Without altering anything, repeat each of the records.

***

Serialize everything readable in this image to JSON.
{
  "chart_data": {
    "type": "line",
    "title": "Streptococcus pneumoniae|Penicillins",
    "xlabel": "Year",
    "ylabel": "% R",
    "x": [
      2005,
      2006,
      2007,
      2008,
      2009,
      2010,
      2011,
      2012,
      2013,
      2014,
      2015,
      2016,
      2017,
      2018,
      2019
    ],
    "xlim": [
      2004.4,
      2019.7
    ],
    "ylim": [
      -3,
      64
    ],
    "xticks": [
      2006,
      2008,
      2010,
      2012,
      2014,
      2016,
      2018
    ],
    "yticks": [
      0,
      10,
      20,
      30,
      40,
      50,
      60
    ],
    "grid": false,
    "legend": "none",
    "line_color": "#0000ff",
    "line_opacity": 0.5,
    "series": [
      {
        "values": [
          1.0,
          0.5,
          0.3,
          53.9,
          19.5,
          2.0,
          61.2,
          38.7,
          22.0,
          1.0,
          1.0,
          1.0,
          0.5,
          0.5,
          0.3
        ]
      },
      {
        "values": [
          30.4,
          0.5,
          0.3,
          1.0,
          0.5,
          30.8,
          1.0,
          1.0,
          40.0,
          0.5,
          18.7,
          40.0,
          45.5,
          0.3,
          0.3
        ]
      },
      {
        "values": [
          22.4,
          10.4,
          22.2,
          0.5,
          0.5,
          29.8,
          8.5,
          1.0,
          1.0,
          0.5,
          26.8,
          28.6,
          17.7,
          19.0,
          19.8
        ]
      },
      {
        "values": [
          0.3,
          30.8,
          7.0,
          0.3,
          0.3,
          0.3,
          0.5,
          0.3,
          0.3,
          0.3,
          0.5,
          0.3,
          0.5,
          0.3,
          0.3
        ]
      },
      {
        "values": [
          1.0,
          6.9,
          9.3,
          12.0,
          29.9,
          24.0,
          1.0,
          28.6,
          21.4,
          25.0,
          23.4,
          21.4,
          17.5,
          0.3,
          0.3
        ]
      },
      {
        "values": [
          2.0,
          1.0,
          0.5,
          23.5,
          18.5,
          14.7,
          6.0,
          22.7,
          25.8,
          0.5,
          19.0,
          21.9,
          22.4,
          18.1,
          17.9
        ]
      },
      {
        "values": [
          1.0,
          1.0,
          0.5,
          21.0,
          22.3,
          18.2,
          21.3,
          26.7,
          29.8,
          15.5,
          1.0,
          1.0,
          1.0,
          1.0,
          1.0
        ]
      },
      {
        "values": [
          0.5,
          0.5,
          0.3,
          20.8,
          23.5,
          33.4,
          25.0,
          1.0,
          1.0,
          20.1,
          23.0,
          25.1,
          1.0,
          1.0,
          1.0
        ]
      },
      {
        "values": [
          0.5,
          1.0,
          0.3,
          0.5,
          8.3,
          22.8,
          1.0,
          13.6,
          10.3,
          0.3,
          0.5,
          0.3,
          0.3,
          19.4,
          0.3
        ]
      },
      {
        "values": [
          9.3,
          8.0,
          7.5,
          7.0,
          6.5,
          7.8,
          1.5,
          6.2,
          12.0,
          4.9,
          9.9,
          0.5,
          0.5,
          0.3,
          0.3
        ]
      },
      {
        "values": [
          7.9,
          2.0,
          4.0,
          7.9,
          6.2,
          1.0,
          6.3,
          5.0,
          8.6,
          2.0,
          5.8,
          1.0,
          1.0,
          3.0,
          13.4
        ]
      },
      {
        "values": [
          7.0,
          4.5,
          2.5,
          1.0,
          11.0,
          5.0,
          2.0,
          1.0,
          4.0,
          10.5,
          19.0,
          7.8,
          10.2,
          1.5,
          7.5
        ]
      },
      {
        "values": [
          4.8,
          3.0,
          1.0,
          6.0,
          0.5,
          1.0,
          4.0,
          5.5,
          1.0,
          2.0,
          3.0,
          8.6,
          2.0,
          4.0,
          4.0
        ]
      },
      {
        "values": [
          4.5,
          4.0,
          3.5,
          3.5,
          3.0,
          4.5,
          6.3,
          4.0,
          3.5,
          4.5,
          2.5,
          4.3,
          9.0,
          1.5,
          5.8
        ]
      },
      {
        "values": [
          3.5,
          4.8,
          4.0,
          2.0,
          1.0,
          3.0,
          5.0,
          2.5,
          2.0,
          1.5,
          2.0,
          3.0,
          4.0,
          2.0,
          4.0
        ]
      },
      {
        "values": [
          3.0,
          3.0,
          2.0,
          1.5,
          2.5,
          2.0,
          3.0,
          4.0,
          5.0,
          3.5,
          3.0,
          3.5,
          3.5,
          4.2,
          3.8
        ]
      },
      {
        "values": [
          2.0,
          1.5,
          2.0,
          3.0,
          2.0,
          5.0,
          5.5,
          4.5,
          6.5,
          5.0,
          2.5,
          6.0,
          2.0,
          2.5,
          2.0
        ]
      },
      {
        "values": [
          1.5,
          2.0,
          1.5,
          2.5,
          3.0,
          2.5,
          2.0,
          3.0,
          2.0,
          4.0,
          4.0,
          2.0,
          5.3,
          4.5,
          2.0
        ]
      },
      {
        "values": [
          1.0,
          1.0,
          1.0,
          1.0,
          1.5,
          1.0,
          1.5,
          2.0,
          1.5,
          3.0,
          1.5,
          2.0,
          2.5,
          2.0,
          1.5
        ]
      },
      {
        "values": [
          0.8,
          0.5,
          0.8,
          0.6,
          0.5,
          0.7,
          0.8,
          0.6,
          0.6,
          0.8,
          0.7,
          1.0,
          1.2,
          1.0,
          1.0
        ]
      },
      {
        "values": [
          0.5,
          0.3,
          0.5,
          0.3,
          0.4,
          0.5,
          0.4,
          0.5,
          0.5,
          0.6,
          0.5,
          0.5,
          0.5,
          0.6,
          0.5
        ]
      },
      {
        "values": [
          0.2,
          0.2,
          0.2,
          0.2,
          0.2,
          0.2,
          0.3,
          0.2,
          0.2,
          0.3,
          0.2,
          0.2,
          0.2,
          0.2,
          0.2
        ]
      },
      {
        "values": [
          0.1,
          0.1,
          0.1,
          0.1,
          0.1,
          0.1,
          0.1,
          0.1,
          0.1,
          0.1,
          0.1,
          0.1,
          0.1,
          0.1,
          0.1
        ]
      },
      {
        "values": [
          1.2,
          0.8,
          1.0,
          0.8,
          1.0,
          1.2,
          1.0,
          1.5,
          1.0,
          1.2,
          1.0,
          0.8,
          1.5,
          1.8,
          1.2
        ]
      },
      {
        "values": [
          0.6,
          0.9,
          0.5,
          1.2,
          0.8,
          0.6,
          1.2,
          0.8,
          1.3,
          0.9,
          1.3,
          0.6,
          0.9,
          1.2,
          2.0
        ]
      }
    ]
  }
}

***

#### [SOLUTION TO THE PROBLEM]
Serialize everything readable in this image to JSON.
{
  "chart_data": {
    "type": "line",
    "title": "Streptococcus pneumoniae|Penicillins",
    "xlabel": "Year",
    "ylabel": "% R",
    "x": [
      2005,
      2006,
      2007,
      2008,
      2009,
      2010,
      2011,
      2012,
      2013,
      2014,
      2015,
      2016,
      2017,
      2018,
      2019
    ],
    "xlim": [
      2004.4,
      2019.7
    ],
    "ylim": [
      -3,
      64
    ],
    "xticks": [
      2006,
      2008,
      2010,
      2012,
      2014,
      2016,
      2018
    ],
    "yticks": [
      0,
      10,
      20,
      30,
      40,
      50,
      60
    ],
    "grid": false,
    "legend": "none",
    "line_color": "#0000ff",
    "line_opacity": 0.5,
    "series": [
      {
        "values": [
          1.0,
          0.5,
          0.3,
          53.9,
          19.5,
          2.0,
          61.2,
          38.7,
          22.0,
          1.0,
          1.0,
          1.0,
          0.5,
          0.5,
          0.3
        ]
      },
      {
        "values": [
          30.4,
          0.5,
          0.3,
          1.0,
          0.5,
          30.8,
          1.0,
          1.0,
          40.0,
          0.5,
          18.7,
          40.0,
          45.5,
          0.3,
          0.3
        ]
      },
      {
        "values": [
          22.4,
          10.4,
          22.2,
          0.5,
          0.5,
          29.8,
          8.5,
          1.0,
          1.0,
          0.5,
          26.8,
          28.6,
          17.7,
          19.0,
          19.8
        ]
      },
      {
        "values": [
          0.3,
          30.8,
          7.0,
          0.3,
          0.3,
          0.3,
          0.5,
          0.3,
          0.3,
          0.3,
          0.5,
          0.3,
          0.5,
          0.3,
          0.3
        ]
      },
      {
        "values": [
          1.0,
          6.9,
          9.3,
          12.0,
          29.9,
          24.0,
          1.0,
          28.6,
          21.4,
          25.0,
          23.4,
          21.4,
          17.5,
          0.3,
          0.3
        ]
      },
      {
        "values": [
          2.0,
          1.0,
          0.5,
          23.5,
          18.5,
          14.7,
          6.0,
          22.7,
          25.8,
          0.5,
          19.0,
          21.9,
          22.4,
          18.1,
          17.9
        ]
      },
      {
        "values": [
          1.0,
          1.0,
          0.5,
          21.0,
          22.3,
          18.2,
          21.3,
          26.7,
          29.8,
          15.5,
          1.0,
          1.0,
          1.0,
          1.0,
          1.0
        ]
      },
      {
        "values": [
          0.5,
          0.5,
          0.3,
          20.8,
          23.5,
          33.4,
          25.0,
          1.0,
          1.0,
          20.1,
          23.0,
          25.1,
          1.0,
          1.0,
          1.0
        ]
      },
      {
        "values": [
          0.5,
          1.0,
          0.3,
          0.5,
          8.3,
          22.8,
          1.0,
          13.6,
          10.3,
          0.3,
          0.5,
          0.3,
          0.3,
          19.4,
          0.3
        ]
      },
      {
        "values": [
          9.3,
          8.0,
          7.5,
          7.0,
          6.5,
          7.8,
          1.5,
          6.2,
          12.0,
          4.9,
          9.9,
          0.5,
          0.5,
          0.3,
          0.3
        ]
      },
      {
        "values": [
          7.9,
          2.0,
          4.0,
          7.9,
          6.2,
          1.0,
          6.3,
          5.0,
          8.6,
          2.0,
          5.8,
          1.0,
          1.0,
          3.0,
          13.4
        ]
      },
      {
        "values": [
          7.0,
          4.5,
          2.5,
          1.0,
          11.0,
          5.0,
          2.0,
          1.0,
          4.0,
          10.5,
          19.0,
          7.8,
          10.2,
          1.5,
          7.5
        ]
      },
      {
        "values": [
          4.8,
          3.0,
          1.0,
          6.0,
          0.5,
          1.0,
          4.0,
          5.5,
          1.0,
          2.0,
          3.0,
          8.6,
          2.0,
          4.0,
          4.0
        ]
      },
      {
        "values": [
          4.5,
          4.0,
          3.5,
          3.5,
          3.0,
          4.5,
          6.3,
          4.0,
          3.5,
          4.5,
          2.5,
          4.3,
          9.0,
          1.5,
          5.8
        ]
      },
      {
        "values": [
          3.5,
          4.8,
          4.0,
          2.0,
          1.0,
          3.0,
          5.0,
          2.5,
          2.0,
          1.5,
          2.0,
          3.0,
          4.0,
          2.0,
          4.0
        ]
      },
      {
        "values": [
          3.0,
          3.0,
          2.0,
          1.5,
          2.5,
          2.0,
          3.0,
          4.0,
          5.0,
          3.5,
          3.0,
          3.5,
          3.5,
          4.2,
          3.8
        ]
      },
      {
        "values": [
          2.0,
          1.5,
          2.0,
          3.0,
          2.0,
          5.0,
          5.5,
          4.5,
          6.5,
          5.0,
          2.5,
          6.0,
          2.0,
          2.5,
          2.0
        ]
      },
      {
        "values": [
          1.5,
          2.0,
          1.5,
          2.5,
          3.0,
          2.5,
          2.0,
          3.0,
          2.0,
          4.0,
          4.0,
          2.0,
          5.3,
          4.5,
          2.0
        ]
      },
      {
        "values": [
          1.0,
          1.0,
          1.0,
          1.0,
          1.5,
          1.0,
          1.5,
          2.0,
          1.5,
          3.0,
          1.5,
          2.0,
          2.5,
          2.0,
          1.5
        ]
      },
      {
        "values": [
          0.8,
          0.5,
          0.8,
          0.6,
          0.5,
          0.7,
          0.8,
          0.6,
          0.6,
          0.8,
          0.7,
          1.0,
          1.2,
          1.0,
          1.0
        ]
      },
      {
        "values": [
          0.5,
          0.3,
          0.5,
          0.3,
          0.4,
          0.5,
          0.4,
          0.5,
          0.5,
          0.6,
          0.5,
          0.5,
          0.5,
          0.6,
          0.5
        ]
      },
      {
        "values": [
          0.2,
          0.2,
          0.2,
          0.2,
          0.2,
          0.2,
          0.3,
          0.2,
          0.2,
          0.3,
          0.2,
          0.2,
          0.2,
          0.2,
          0.2
        ]
      },
      {
        "values": [
          0.1,
          0.1,
          0.1,
          0.1,
          0.1,
          0.1,
          0.1,
          0.1,
          0.1,
          0.1,
          0.1,
          0.1,
          0.1,
          0.1,
          0.1
        ]
      },
      {
        "values": [
          1.2,
          0.8,
          1.0,
          0.8,
          1.0,
          1.2,
          1.0,
          1.5,
          1.0,
          1.2,
          1.0,
          0.8,
          1.5,
          1.8,
          1.2
        ]
      },
      {
        "values": [
          0.6,
          0.9,
          0.5,
          1.2,
          0.8,
          0.6,
          1.2,
          0.8,
          1.3,
          0.9,
          1.3,
          0.6,
          0.9,
          1.2,
          2.0
        ]
      }
    ]
  }
}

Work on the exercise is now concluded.